Start of Given data
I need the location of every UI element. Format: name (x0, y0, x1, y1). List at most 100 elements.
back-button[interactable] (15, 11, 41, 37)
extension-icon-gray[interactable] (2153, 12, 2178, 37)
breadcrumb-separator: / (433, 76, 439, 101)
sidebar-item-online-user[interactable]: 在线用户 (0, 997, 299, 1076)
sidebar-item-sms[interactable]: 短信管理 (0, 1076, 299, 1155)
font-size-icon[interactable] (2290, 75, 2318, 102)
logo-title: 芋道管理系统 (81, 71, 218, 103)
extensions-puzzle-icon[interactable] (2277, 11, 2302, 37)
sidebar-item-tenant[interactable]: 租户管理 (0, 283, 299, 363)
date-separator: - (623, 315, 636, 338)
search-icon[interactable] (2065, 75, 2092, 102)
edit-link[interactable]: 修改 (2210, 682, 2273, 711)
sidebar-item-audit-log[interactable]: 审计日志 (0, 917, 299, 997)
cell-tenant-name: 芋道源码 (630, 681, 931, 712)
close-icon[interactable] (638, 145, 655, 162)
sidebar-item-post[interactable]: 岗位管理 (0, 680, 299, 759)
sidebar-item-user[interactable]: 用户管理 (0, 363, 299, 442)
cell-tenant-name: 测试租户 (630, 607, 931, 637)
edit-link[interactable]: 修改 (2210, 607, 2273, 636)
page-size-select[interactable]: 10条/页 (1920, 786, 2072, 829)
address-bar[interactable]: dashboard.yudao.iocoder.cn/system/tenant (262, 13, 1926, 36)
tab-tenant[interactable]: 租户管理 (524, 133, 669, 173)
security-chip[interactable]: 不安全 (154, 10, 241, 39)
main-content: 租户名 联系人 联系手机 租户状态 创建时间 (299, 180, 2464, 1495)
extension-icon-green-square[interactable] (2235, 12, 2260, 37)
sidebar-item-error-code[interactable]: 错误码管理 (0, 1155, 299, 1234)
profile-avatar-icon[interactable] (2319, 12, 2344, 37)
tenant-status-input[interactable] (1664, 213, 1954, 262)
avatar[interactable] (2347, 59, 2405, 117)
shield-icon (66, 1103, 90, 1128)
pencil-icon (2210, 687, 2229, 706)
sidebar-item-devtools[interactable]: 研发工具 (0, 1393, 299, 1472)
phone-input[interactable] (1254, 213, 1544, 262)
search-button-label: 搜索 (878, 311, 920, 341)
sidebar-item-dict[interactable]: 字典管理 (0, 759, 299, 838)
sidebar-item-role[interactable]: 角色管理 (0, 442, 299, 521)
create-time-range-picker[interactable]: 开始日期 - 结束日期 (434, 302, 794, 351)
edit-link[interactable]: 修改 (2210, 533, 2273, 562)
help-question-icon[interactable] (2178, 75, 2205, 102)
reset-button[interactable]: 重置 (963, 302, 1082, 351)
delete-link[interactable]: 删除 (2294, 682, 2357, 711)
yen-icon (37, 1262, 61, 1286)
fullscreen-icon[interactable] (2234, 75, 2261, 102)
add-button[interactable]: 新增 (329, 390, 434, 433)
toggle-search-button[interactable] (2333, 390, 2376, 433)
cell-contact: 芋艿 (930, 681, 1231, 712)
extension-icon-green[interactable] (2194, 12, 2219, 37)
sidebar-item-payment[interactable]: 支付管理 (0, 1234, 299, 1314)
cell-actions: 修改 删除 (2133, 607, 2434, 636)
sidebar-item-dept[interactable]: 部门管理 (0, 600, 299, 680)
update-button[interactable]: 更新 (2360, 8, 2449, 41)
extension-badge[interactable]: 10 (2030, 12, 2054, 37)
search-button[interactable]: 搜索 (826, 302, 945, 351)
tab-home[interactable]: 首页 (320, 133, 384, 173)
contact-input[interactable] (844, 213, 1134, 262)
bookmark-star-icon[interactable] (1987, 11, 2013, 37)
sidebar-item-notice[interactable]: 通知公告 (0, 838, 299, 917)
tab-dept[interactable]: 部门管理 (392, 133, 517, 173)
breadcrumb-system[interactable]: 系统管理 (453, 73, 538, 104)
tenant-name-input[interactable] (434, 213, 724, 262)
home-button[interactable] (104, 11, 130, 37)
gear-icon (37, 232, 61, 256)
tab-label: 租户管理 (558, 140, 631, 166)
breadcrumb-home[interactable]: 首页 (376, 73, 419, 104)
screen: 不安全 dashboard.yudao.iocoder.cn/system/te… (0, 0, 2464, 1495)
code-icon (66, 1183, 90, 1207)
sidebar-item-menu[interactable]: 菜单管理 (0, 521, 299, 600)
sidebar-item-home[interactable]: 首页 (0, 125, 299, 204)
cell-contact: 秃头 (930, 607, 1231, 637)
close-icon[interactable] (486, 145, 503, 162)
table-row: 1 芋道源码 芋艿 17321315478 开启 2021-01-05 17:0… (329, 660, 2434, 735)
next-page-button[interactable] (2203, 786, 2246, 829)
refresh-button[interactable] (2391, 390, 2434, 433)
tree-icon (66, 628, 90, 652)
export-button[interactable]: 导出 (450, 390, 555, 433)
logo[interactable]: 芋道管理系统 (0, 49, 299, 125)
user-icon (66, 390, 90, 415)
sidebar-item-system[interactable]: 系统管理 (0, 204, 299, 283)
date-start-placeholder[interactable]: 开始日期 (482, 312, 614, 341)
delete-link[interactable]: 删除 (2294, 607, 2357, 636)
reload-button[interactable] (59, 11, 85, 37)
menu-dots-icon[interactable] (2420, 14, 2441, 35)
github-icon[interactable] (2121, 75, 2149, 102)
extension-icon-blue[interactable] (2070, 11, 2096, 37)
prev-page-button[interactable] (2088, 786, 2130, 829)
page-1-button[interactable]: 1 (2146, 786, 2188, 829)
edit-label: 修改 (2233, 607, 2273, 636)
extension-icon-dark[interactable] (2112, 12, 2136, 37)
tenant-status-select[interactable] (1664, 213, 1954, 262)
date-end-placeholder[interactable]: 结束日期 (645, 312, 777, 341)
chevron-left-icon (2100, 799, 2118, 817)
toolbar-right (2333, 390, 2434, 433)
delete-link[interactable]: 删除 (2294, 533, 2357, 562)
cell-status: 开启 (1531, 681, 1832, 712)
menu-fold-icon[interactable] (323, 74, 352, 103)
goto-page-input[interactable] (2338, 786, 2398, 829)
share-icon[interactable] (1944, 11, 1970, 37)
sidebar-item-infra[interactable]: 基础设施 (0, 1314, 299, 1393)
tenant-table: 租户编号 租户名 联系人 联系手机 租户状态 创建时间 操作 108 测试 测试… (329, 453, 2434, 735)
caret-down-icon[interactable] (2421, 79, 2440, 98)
End of Given data
Turn each line of the records above into a JSON list of strings, one string per line, leaving out any blank lines.

[
  "I need the location of every UI element. Format: name (x0, y0, x1, y1). List at most 100 elements.",
  "back-button[interactable] (15, 11, 41, 37)",
  "extension-icon-gray[interactable] (2153, 12, 2178, 37)",
  "breadcrumb-separator: / (433, 76, 439, 101)",
  "sidebar-item-online-user[interactable]: 在线用户 (0, 997, 299, 1076)",
  "sidebar-item-sms[interactable]: 短信管理 (0, 1076, 299, 1155)",
  "font-size-icon[interactable] (2290, 75, 2318, 102)",
  "logo-title: 芋道管理系统 (81, 71, 218, 103)",
  "extensions-puzzle-icon[interactable] (2277, 11, 2302, 37)",
  "sidebar-item-tenant[interactable]: 租户管理 (0, 283, 299, 363)",
  "date-separator: - (623, 315, 636, 338)",
  "search-icon[interactable] (2065, 75, 2092, 102)",
  "edit-link[interactable]: 修改 (2210, 682, 2273, 711)",
  "sidebar-item-audit-log[interactable]: 审计日志 (0, 917, 299, 997)",
  "cell-tenant-name: 芋道源码 (630, 681, 931, 712)",
  "close-icon[interactable] (638, 145, 655, 162)",
  "sidebar-item-post[interactable]: 岗位管理 (0, 680, 299, 759)",
  "sidebar-item-user[interactable]: 用户管理 (0, 363, 299, 442)",
  "cell-tenant-name: 测试租户 (630, 607, 931, 637)",
  "edit-link[interactable]: 修改 (2210, 607, 2273, 636)",
  "page-size-select[interactable]: 10条/页 (1920, 786, 2072, 829)",
  "address-bar[interactable]: dashboard.yudao.iocoder.cn/system/tenant (262, 13, 1926, 36)",
  "tab-tenant[interactable]: 租户管理 (524, 133, 669, 173)",
  "security-chip[interactable]: 不安全 (154, 10, 241, 39)",
  "main-content: 租户名 联系人 联系手机 租户状态 创建时间 (299, 180, 2464, 1495)",
  "extension-icon-green-square[interactable] (2235, 12, 2260, 37)",
  "sidebar-item-error-code[interactable]: 错误码管理 (0, 1155, 299, 1234)",
  "profile-avatar-icon[interactable] (2319, 12, 2344, 37)",
  "tenant-status-input[interactable] (1664, 213, 1954, 262)",
  "avatar[interactable] (2347, 59, 2405, 117)",
  "shield-icon (66, 1103, 90, 1128)",
  "pencil-icon (2210, 687, 2229, 706)",
  "sidebar-item-devtools[interactable]: 研发工具 (0, 1393, 299, 1472)",
  "phone-input[interactable] (1254, 213, 1544, 262)",
  "search-button-label: 搜索 (878, 311, 920, 341)",
  "sidebar-item-dict[interactable]: 字典管理 (0, 759, 299, 838)",
  "sidebar-item-role[interactable]: 角色管理 (0, 442, 299, 521)",
  "create-time-range-picker[interactable]: 开始日期 - 结束日期 (434, 302, 794, 351)",
  "edit-link[interactable]: 修改 (2210, 533, 2273, 562)",
  "help-question-icon[interactable] (2178, 75, 2205, 102)",
  "reset-button[interactable]: 重置 (963, 302, 1082, 351)",
  "delete-link[interactable]: 删除 (2294, 682, 2357, 711)",
  "yen-icon (37, 1262, 61, 1286)",
  "fullscreen-icon[interactable] (2234, 75, 2261, 102)",
  "add-button[interactable]: 新增 (329, 390, 434, 433)",
  "toggle-search-button[interactable] (2333, 390, 2376, 433)",
  "cell-contact: 芋艿 (930, 681, 1231, 712)",
  "extension-icon-green[interactable] (2194, 12, 2219, 37)",
  "sidebar-item-payment[interactable]: 支付管理 (0, 1234, 299, 1314)",
  "cell-actions: 修改 删除 (2133, 607, 2434, 636)",
  "sidebar-item-dept[interactable]: 部门管理 (0, 600, 299, 680)",
  "update-button[interactable]: 更新 (2360, 8, 2449, 41)",
  "extension-badge[interactable]: 10 (2030, 12, 2054, 37)",
  "search-button[interactable]: 搜索 (826, 302, 945, 351)",
  "tab-home[interactable]: 首页 (320, 133, 384, 173)",
  "contact-input[interactable] (844, 213, 1134, 262)",
  "bookmark-star-icon[interactable] (1987, 11, 2013, 37)",
  "sidebar-item-notice[interactable]: 通知公告 (0, 838, 299, 917)",
  "tab-dept[interactable]: 部门管理 (392, 133, 517, 173)",
  "breadcrumb-system[interactable]: 系统管理 (453, 73, 538, 104)",
  "tenant-name-input[interactable] (434, 213, 724, 262)",
  "home-button[interactable] (104, 11, 130, 37)",
  "gear-icon (37, 232, 61, 256)",
  "tab-label: 租户管理 (558, 140, 631, 166)",
  "breadcrumb-home[interactable]: 首页 (376, 73, 419, 104)",
  "screen: 不安全 dashboard.yudao.iocoder.cn/system/te… (0, 0, 2464, 1495)",
  "code-icon (66, 1183, 90, 1207)",
  "sidebar-item-menu[interactable]: 菜单管理 (0, 521, 299, 600)",
  "sidebar-item-home[interactable]: 首页 (0, 125, 299, 204)",
  "cell-contact: 秃头 (930, 607, 1231, 637)",
  "close-icon[interactable] (486, 145, 503, 162)",
  "table-row: 1 芋道源码 芋艿 17321315478 开启 2021-01-05 17:0… (329, 660, 2434, 735)",
  "next-page-button[interactable] (2203, 786, 2246, 829)",
  "refresh-button[interactable] (2391, 390, 2434, 433)",
  "tree-icon (66, 628, 90, 652)",
  "export-button[interactable]: 导出 (450, 390, 555, 433)",
  "logo[interactable]: 芋道管理系统 (0, 49, 299, 125)",
  "user-icon (66, 390, 90, 415)",
  "sidebar-item-system[interactable]: 系统管理 (0, 204, 299, 283)",
  "date-start-placeholder[interactable]: 开始日期 (482, 312, 614, 341)",
  "delete-link[interactable]: 删除 (2294, 607, 2357, 636)",
  "reload-button[interactable] (59, 11, 85, 37)",
  "menu-dots-icon[interactable] (2420, 14, 2441, 35)",
  "github-icon[interactable] (2121, 75, 2149, 102)",
  "extension-icon-blue[interactable] (2070, 11, 2096, 37)",
  "prev-page-button[interactable] (2088, 786, 2130, 829)",
  "page-1-button[interactable]: 1 (2146, 786, 2188, 829)",
  "edit-label: 修改 (2233, 607, 2273, 636)",
  "extension-icon-dark[interactable] (2112, 12, 2136, 37)",
  "tenant-status-select[interactable] (1664, 213, 1954, 262)",
  "date-end-placeholder[interactable]: 结束日期 (645, 312, 777, 341)",
  "chevron-left-icon (2100, 799, 2118, 817)",
  "toolbar-right (2333, 390, 2434, 433)",
  "delete-link[interactable]: 删除 (2294, 533, 2357, 562)",
  "cell-status: 开启 (1531, 681, 1832, 712)",
  "menu-fold-icon[interactable] (323, 74, 352, 103)",
  "goto-page-input[interactable] (2338, 786, 2398, 829)",
  "share-icon[interactable] (1944, 11, 1970, 37)",
  "sidebar-item-infra[interactable]: 基础设施 (0, 1314, 299, 1393)",
  "tenant-table: 租户编号 租户名 联系人 联系手机 租户状态 创建时间 操作 108 测试 测试… (329, 453, 2434, 735)",
  "caret-down-icon[interactable] (2421, 79, 2440, 98)"
]